Instruction:
Below is a block of records; reproduce all of them exactly and leave out any pictures.
## Start
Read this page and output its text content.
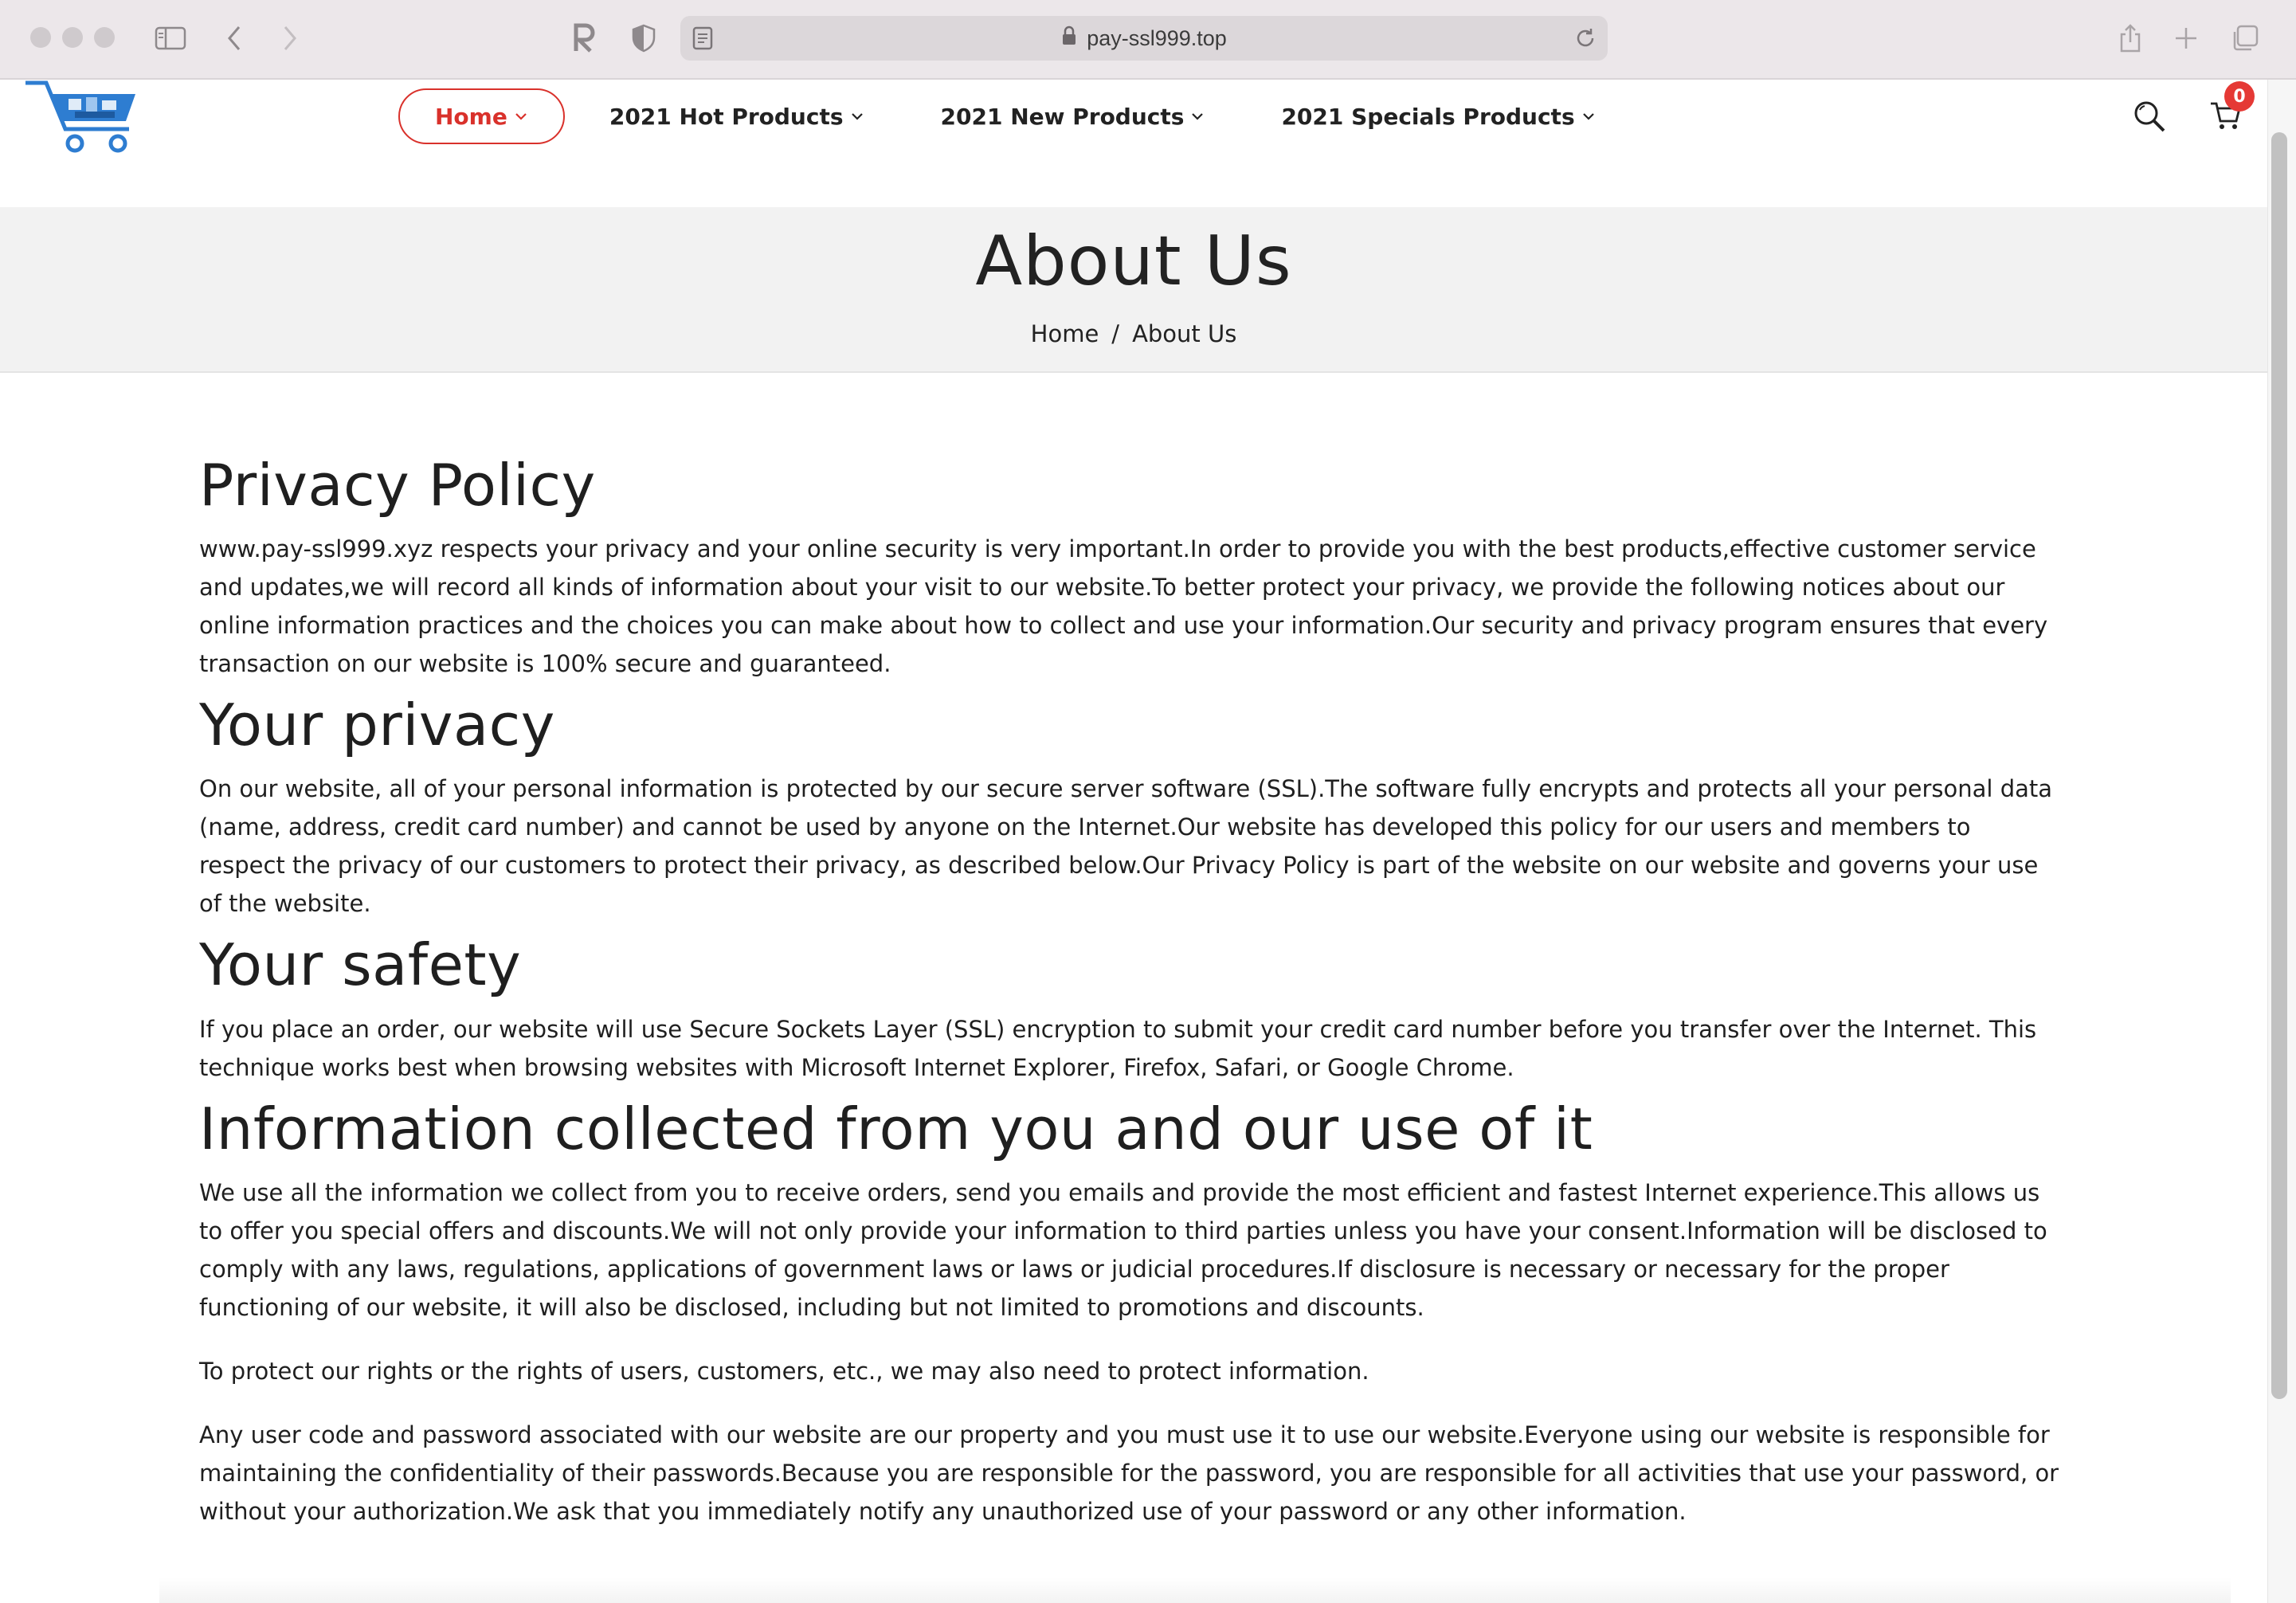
pay-ssl999.top
Home	2021 Hot Products	2021 New Products	2021 Specials Products
0
About Us
Home / About Us
Privacy Policy

www.pay-ssl999.xyz respects your privacy and your online security is very important.In order to provide you with the best products,effective customer service and updates,we will record all kinds of information about your visit to our website.To better protect your privacy, we provide the following notices about our online information practices and the choices you can make about how to collect and use your information.Our security and privacy program ensures that every transaction on our website is 100% secure and guaranteed.

Your privacy

On our website, all of your personal information is protected by our secure server software (SSL).The software fully encrypts and protects all your personal data (name, address, credit card number) and cannot be used by anyone on the Internet.Our website has developed this policy for our users and members to respect the privacy of our customers to protect their privacy, as described below.Our Privacy Policy is part of the website on our website and governs your use of the website.

Your safety

If you place an order, our website will use Secure Sockets Layer (SSL) encryption to submit your credit card number before you transfer over the Internet. This technique works best when browsing websites with Microsoft Internet Explorer, Firefox, Safari, or Google Chrome.

Information collected from you and our use of it

We use all the information we collect from you to receive orders, send you emails and provide the most efficient and fastest Internet experience.This allows us to offer you special offers and discounts.We will not only provide your information to third parties unless you have your consent.Information will be disclosed to comply with any laws, regulations, applications of government laws or laws or judicial procedures.If disclosure is necessary or necessary for the proper functioning of our website, it will also be disclosed, including but not limited to promotions and discounts.

To protect our rights or the rights of users, customers, etc., we may also need to protect information.

Any user code and password associated with our website are our property and you must use it to use our website.Everyone using our website is responsible for maintaining the confidentiality of their passwords.Because you are responsible for the password, you are responsible for all activities that use your password, or without your authorization.We ask that you immediately notify any unauthorized use of your password or any other information.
## End
Finished exercise:
Read this page and output its text content.
pay-ssl999.top
Home	2021 Hot Products	2021 New Products	2021 Specials Products
0
About Us
Home / About Us
Privacy Policy

www.pay-ssl999.xyz respects your privacy and your online security is very important.In order to provide you with the best products,effective customer service and updates,we will record all kinds of information about your visit to our website.To better protect your privacy, we provide the following notices about our online information practices and the choices you can make about how to collect and use your information.Our security and privacy program ensures that every transaction on our website is 100% secure and guaranteed.

Your privacy

On our website, all of your personal information is protected by our secure server software (SSL).The software fully encrypts and protects all your personal data (name, address, credit card number) and cannot be used by anyone on the Internet.Our website has developed this policy for our users and members to respect the privacy of our customers to protect their privacy, as described below.Our Privacy Policy is part of the website on our website and governs your use of the website.

Your safety

If you place an order, our website will use Secure Sockets Layer (SSL) encryption to submit your credit card number before you transfer over the Internet. This technique works best when browsing websites with Microsoft Internet Explorer, Firefox, Safari, or Google Chrome.

Information collected from you and our use of it

We use all the information we collect from you to receive orders, send you emails and provide the most efficient and fastest Internet experience.This allows us to offer you special offers and discounts.We will not only provide your information to third parties unless you have your consent.Information will be disclosed to comply with any laws, regulations, applications of government laws or laws or judicial procedures.If disclosure is necessary or necessary for the proper functioning of our website, it will also be disclosed, including but not limited to promotions and discounts.

To protect our rights or the rights of users, customers, etc., we may also need to protect information.

Any user code and password associated with our website are our property and you must use it to use our website.Everyone using our website is responsible for maintaining the confidentiality of their passwords.Because you are responsible for the password, you are responsible for all activities that use your password, or without your authorization.We ask that you immediately notify any unauthorized use of your password or any other information.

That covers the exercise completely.